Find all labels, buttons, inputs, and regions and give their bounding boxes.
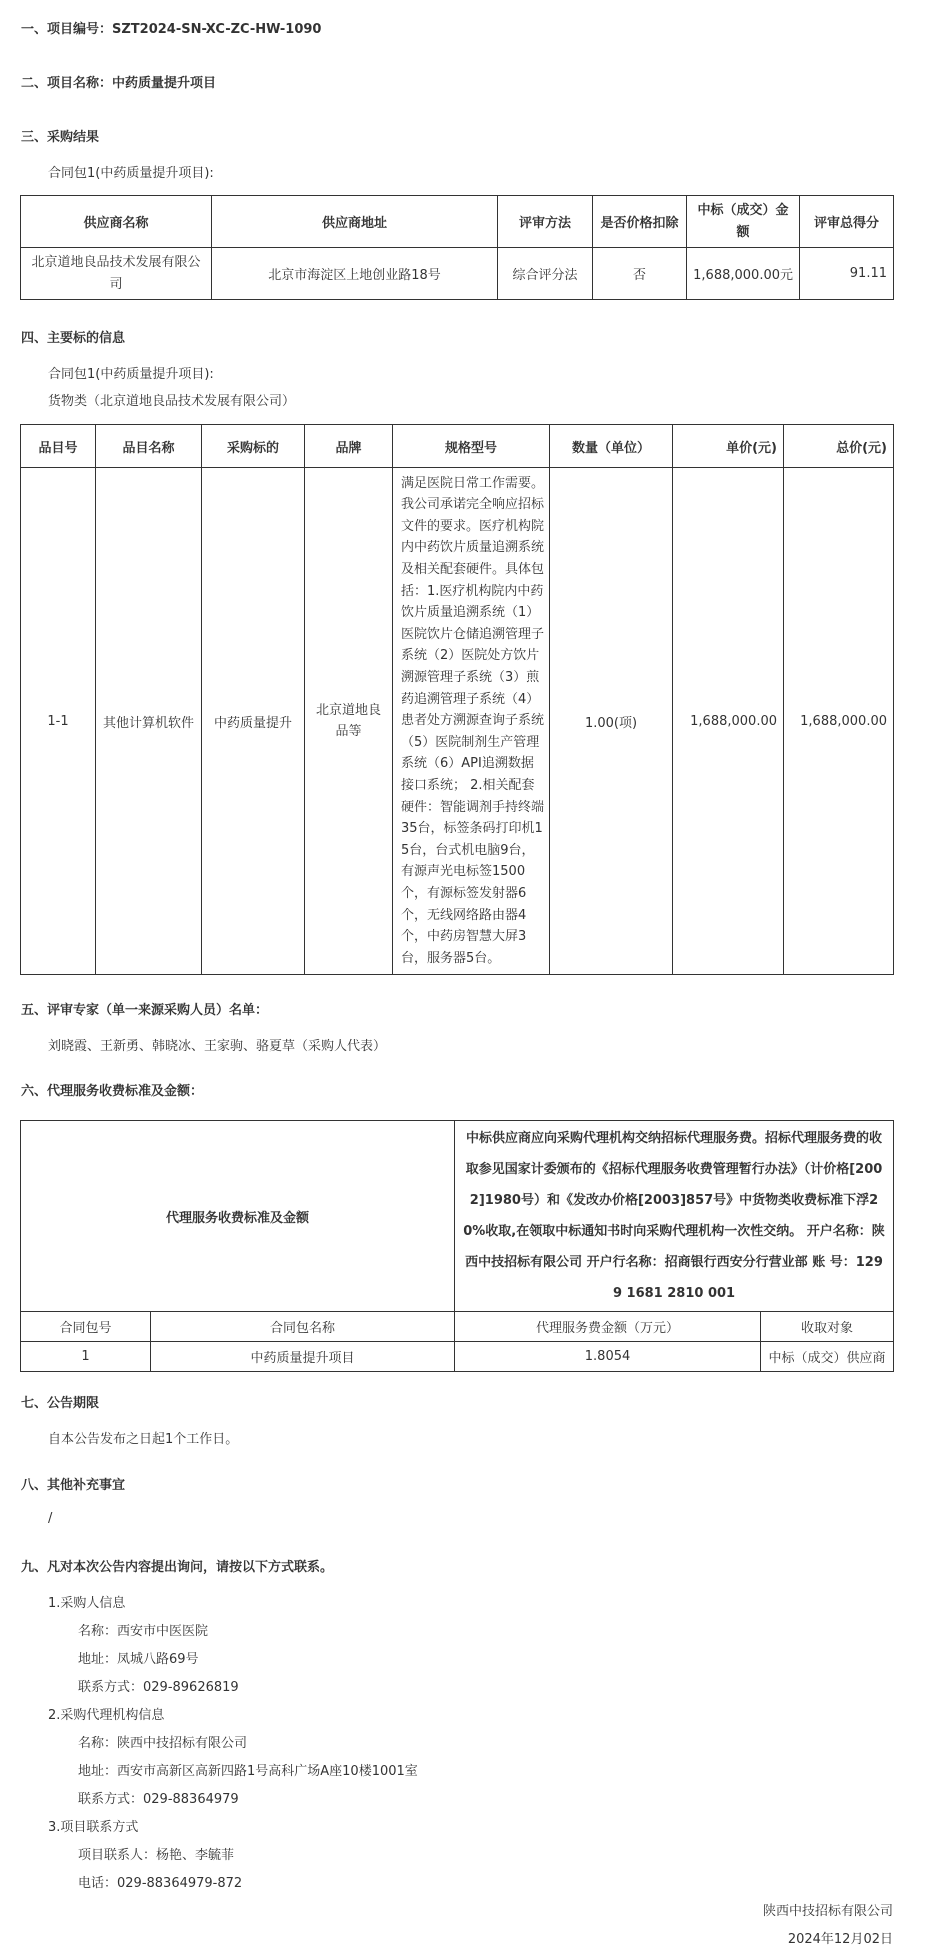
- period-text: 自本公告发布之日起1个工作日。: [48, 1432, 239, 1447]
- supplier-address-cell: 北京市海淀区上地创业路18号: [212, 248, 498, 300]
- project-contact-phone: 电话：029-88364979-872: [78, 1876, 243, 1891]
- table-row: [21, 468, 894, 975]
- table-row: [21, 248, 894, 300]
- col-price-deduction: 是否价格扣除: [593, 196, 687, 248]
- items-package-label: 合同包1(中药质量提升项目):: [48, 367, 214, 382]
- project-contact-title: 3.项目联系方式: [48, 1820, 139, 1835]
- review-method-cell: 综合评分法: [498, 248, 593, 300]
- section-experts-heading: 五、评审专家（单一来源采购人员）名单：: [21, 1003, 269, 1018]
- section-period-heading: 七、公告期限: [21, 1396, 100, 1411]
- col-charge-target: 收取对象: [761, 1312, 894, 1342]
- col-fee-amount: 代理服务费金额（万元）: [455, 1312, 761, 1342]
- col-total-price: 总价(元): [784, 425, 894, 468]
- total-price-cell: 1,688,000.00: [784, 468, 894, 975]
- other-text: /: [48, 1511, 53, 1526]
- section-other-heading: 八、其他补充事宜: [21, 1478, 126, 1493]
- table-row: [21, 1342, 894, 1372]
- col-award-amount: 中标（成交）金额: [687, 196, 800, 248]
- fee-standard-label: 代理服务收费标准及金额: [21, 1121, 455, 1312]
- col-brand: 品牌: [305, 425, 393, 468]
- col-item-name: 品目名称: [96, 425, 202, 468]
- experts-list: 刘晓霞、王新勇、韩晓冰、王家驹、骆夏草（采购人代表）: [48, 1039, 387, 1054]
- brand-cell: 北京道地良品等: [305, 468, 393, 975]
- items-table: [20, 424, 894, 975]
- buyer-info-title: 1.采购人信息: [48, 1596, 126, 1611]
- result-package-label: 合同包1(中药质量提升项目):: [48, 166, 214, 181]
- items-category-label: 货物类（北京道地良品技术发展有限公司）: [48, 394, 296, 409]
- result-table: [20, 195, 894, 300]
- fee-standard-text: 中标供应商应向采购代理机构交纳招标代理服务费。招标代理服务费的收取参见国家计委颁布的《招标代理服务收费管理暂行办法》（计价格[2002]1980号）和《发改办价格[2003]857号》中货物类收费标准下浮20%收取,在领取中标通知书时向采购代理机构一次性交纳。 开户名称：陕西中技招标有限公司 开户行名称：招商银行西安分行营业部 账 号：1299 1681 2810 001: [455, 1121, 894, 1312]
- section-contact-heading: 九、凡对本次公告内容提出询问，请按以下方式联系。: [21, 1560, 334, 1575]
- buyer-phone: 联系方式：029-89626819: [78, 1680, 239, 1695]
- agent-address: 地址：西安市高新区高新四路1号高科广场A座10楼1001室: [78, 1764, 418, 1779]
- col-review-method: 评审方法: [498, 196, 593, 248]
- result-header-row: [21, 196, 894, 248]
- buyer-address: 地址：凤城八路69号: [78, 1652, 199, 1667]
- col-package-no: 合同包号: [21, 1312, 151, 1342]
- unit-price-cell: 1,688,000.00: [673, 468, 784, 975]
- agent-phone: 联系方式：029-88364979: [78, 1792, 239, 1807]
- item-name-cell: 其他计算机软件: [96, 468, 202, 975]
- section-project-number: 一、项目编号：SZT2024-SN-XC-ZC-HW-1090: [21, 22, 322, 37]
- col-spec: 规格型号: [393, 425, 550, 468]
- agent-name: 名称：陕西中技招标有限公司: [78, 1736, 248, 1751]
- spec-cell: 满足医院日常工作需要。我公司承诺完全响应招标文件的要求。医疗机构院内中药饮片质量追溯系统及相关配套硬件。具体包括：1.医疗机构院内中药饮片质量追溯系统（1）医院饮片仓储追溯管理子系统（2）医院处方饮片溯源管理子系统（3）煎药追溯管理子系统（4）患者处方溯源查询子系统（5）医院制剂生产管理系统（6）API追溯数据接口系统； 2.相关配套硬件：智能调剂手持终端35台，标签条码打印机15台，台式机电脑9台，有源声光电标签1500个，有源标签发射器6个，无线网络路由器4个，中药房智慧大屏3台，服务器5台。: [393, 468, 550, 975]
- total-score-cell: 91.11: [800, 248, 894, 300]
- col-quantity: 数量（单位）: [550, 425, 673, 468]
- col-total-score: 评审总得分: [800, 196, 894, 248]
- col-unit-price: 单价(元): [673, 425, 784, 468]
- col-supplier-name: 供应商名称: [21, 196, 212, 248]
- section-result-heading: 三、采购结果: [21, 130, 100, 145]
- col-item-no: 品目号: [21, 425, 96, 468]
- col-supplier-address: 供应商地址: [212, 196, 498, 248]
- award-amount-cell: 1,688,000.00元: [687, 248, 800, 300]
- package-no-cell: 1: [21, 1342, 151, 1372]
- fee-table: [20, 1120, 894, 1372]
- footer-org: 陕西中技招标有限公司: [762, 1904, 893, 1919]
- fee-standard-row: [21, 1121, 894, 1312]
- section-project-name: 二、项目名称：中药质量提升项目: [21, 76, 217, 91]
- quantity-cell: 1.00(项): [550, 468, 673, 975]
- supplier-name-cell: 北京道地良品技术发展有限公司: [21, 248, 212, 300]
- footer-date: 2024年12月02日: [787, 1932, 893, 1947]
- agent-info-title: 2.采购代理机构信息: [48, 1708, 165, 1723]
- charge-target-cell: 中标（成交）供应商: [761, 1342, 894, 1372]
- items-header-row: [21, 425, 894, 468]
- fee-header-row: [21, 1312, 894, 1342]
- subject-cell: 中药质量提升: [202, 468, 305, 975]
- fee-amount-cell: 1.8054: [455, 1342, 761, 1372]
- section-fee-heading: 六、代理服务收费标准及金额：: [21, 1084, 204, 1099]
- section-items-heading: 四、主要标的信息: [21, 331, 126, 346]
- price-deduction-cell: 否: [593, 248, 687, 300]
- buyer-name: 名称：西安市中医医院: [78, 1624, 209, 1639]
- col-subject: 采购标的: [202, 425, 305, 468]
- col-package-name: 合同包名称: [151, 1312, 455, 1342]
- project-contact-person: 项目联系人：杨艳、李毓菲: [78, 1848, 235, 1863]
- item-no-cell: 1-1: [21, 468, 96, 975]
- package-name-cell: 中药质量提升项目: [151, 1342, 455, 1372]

##############################

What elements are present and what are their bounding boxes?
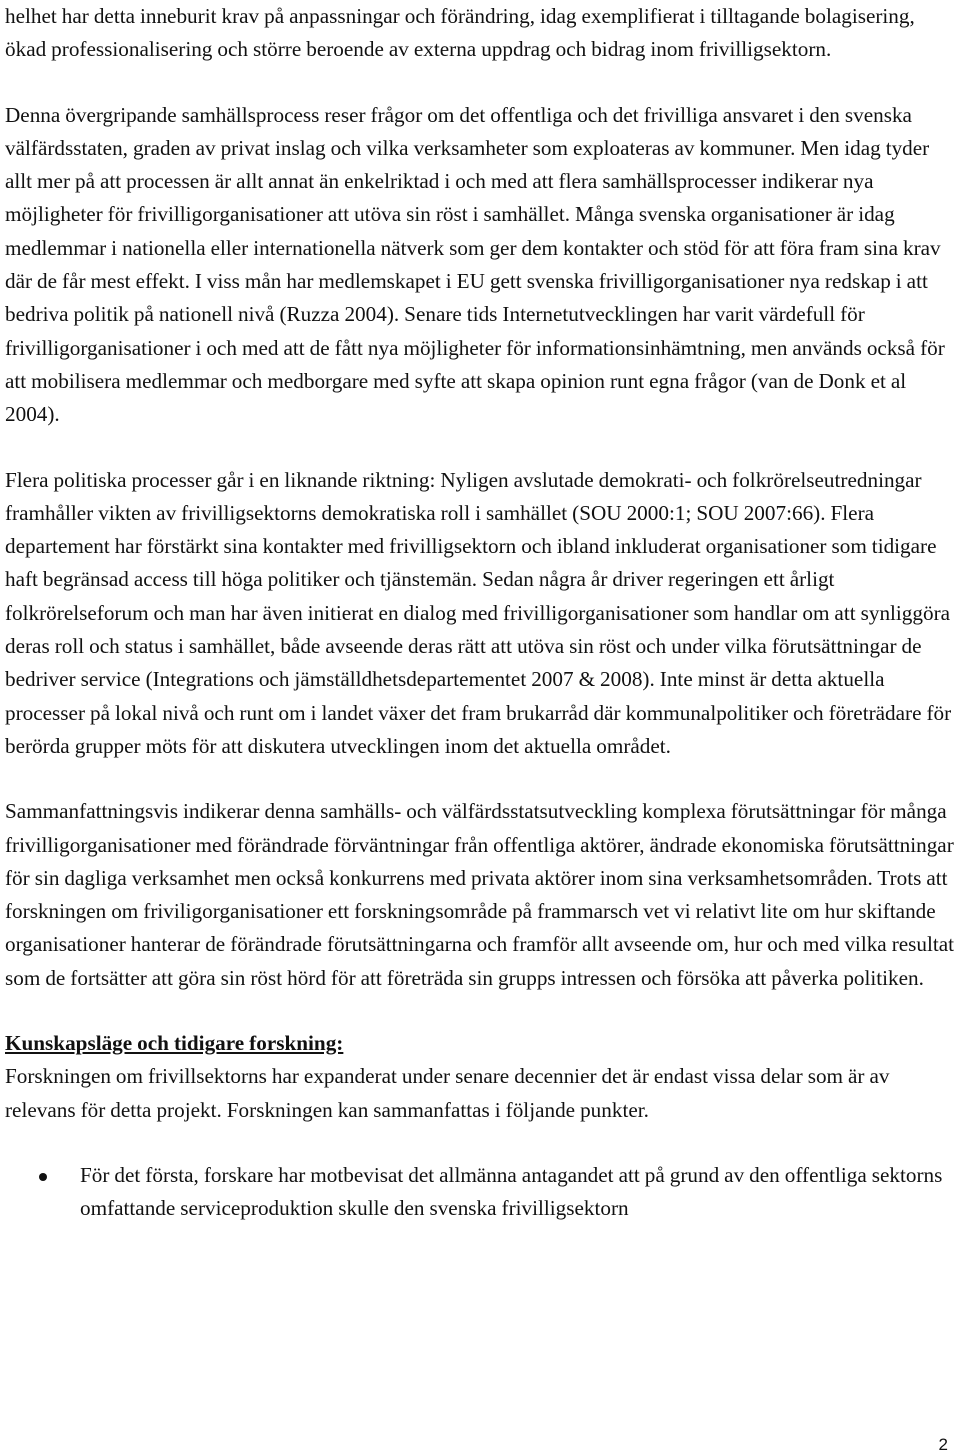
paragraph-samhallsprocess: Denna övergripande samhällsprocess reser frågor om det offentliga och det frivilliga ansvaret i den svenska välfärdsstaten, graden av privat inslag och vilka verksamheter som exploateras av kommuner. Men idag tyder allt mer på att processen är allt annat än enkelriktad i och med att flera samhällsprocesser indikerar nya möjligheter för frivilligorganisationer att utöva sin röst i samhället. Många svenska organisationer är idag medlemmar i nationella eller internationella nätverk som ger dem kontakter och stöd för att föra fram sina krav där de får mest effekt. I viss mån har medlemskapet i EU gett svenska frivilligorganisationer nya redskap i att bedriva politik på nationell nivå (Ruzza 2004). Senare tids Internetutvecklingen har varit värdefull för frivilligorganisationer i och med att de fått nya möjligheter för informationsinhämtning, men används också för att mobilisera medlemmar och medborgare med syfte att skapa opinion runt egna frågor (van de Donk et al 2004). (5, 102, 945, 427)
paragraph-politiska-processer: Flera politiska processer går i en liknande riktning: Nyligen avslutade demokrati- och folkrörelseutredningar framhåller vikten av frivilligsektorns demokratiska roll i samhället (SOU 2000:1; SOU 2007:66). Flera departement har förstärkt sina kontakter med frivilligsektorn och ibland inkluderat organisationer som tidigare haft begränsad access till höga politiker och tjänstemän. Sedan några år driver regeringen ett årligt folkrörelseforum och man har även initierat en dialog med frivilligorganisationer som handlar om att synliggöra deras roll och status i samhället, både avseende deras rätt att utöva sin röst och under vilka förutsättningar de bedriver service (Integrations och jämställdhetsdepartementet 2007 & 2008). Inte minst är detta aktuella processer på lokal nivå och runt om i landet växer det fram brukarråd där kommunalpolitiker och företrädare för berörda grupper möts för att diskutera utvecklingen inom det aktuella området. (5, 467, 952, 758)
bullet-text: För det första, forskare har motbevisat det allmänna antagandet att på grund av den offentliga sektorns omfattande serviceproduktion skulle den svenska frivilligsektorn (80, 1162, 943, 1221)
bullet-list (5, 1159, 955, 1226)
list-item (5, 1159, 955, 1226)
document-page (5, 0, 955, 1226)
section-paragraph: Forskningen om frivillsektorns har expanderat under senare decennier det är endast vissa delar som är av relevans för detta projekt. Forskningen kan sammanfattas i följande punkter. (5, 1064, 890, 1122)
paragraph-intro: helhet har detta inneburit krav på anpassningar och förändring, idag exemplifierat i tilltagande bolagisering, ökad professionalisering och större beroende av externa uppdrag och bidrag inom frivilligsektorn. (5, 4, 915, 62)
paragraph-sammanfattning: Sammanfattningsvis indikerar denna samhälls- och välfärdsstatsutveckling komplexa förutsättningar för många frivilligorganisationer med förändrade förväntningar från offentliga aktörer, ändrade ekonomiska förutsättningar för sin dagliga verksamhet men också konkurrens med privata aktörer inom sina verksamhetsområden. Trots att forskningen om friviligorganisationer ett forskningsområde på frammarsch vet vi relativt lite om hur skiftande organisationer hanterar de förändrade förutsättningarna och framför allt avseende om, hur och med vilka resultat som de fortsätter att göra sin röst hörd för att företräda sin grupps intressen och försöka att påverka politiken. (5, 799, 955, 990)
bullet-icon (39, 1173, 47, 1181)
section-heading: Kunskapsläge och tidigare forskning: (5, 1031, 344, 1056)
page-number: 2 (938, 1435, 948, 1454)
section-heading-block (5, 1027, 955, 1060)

##############################

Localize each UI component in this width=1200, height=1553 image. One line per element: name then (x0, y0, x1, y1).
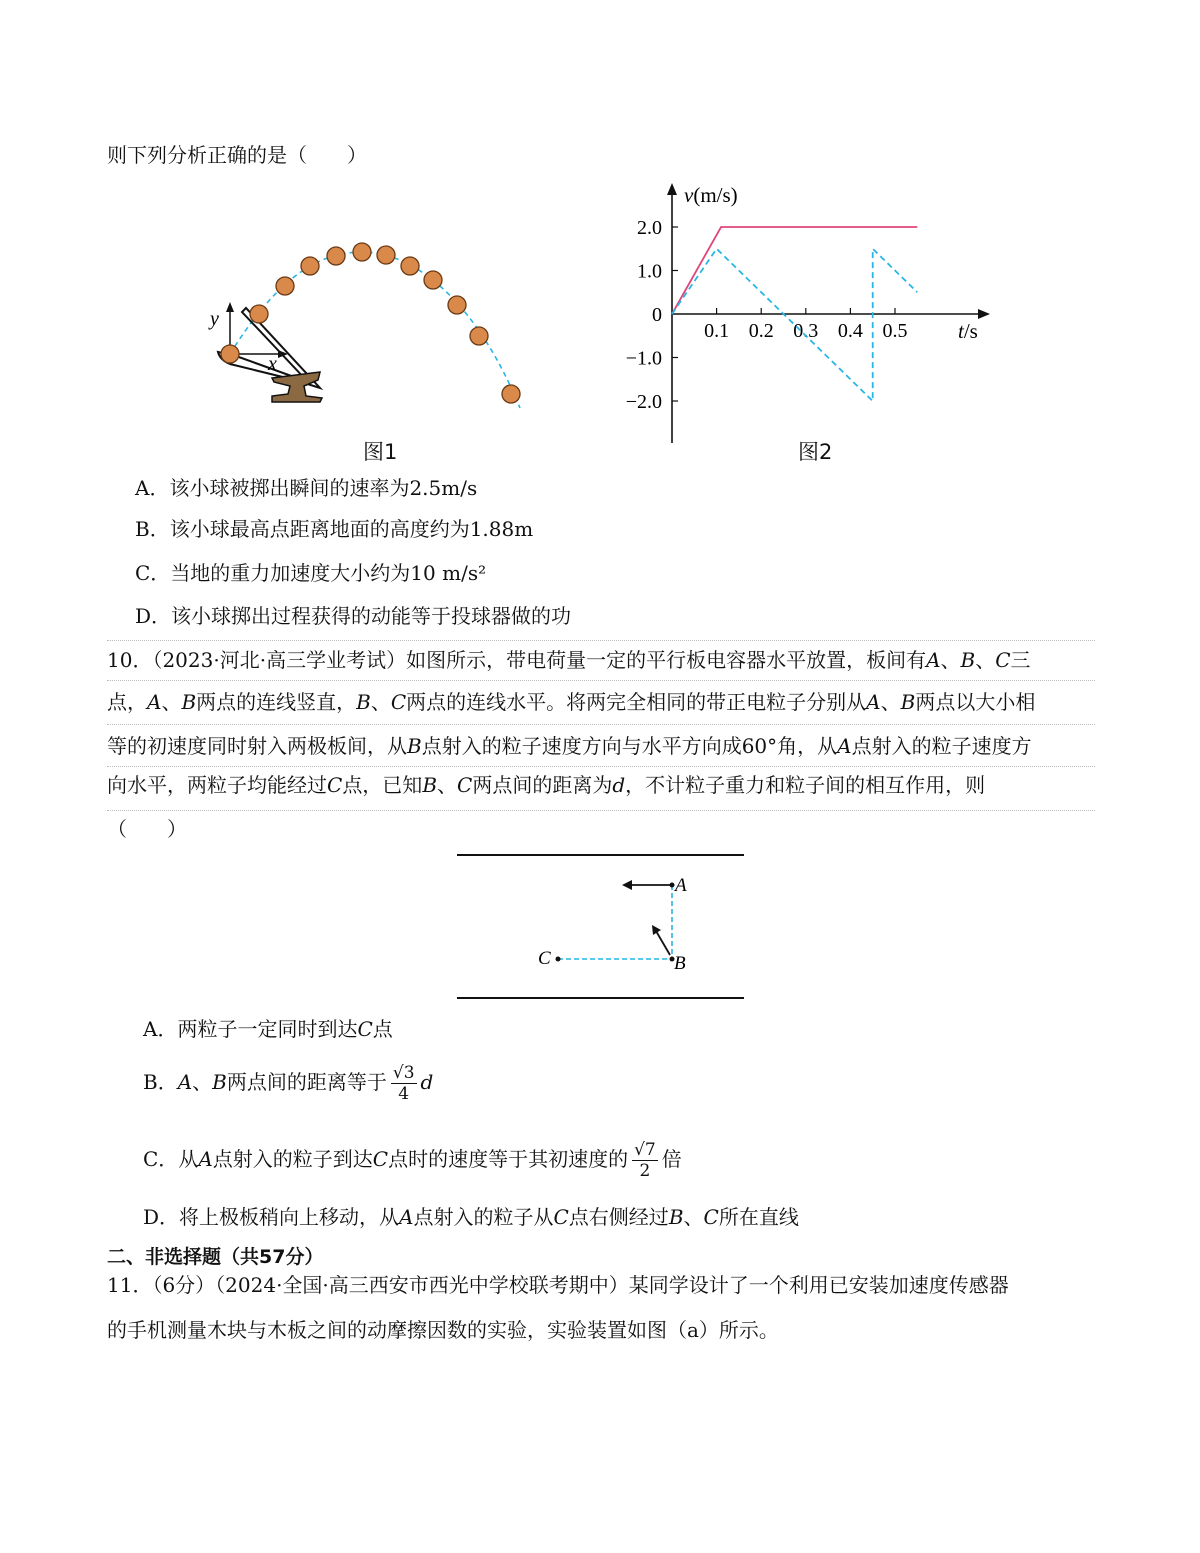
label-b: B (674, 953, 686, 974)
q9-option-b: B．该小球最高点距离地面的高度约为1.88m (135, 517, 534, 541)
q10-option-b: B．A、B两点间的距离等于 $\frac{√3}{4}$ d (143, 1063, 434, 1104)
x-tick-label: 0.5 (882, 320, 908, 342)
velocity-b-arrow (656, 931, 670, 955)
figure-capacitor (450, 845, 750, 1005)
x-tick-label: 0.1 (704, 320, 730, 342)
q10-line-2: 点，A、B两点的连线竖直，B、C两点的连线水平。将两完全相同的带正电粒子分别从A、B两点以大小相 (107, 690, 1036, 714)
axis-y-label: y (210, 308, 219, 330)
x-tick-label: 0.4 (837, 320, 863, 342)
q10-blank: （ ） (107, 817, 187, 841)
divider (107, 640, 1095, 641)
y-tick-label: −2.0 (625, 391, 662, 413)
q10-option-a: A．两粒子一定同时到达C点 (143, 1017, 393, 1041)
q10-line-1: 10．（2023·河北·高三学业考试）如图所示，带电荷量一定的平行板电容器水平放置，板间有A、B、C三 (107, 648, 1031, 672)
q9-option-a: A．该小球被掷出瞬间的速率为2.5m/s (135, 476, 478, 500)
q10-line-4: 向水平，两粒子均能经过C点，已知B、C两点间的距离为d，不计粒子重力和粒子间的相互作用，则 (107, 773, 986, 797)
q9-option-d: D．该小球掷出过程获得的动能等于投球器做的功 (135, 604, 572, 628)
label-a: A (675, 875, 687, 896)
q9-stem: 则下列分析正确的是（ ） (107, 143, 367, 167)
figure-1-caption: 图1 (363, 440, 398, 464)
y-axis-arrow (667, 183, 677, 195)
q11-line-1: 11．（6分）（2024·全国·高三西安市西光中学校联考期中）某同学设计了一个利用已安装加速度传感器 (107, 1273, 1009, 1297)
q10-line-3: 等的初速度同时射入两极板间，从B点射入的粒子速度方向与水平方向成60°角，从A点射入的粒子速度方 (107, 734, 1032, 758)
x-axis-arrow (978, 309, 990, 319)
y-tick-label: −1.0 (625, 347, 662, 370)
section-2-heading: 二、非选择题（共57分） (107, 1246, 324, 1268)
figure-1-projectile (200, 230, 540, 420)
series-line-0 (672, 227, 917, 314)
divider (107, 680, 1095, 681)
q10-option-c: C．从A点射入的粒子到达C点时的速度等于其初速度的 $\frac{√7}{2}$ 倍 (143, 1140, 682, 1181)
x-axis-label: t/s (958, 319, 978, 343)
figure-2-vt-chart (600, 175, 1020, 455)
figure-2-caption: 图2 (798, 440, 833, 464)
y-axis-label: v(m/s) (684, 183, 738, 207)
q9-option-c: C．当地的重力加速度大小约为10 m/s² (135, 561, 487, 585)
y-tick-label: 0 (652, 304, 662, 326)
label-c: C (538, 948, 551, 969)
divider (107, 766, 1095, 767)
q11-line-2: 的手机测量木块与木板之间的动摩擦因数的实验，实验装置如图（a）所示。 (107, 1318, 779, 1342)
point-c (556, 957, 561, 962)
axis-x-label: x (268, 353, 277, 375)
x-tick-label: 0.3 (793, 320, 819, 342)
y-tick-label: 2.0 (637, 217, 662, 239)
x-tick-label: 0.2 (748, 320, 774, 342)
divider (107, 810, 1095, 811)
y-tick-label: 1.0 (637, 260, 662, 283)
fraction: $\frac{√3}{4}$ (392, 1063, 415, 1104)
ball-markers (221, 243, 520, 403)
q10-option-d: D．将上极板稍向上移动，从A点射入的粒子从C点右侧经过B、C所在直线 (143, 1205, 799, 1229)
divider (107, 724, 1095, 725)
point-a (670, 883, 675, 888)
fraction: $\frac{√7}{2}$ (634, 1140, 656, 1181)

##############################

Copy everything from the line with "label-b: B (674, 953, 686, 974)" down to the line with "x-tick-label: 0.1 (704, 320, 730, 342)", substituting "tick-label-x" for "x-tick-label" and leaving everything else unchanged.

label-b: B (674, 953, 686, 974)
q9-option-b: B．该小球最高点距离地面的高度约为1.88m (135, 517, 534, 541)
q10-option-b: B．A、B两点间的距离等于 $\frac{√3}{4}$ d (143, 1063, 434, 1104)
tick-label-x: 0.5 (882, 320, 908, 342)
velocity-b-arrow (656, 931, 670, 955)
figure-capacitor (450, 845, 750, 1005)
tick-label-x: 0.1 (704, 320, 730, 342)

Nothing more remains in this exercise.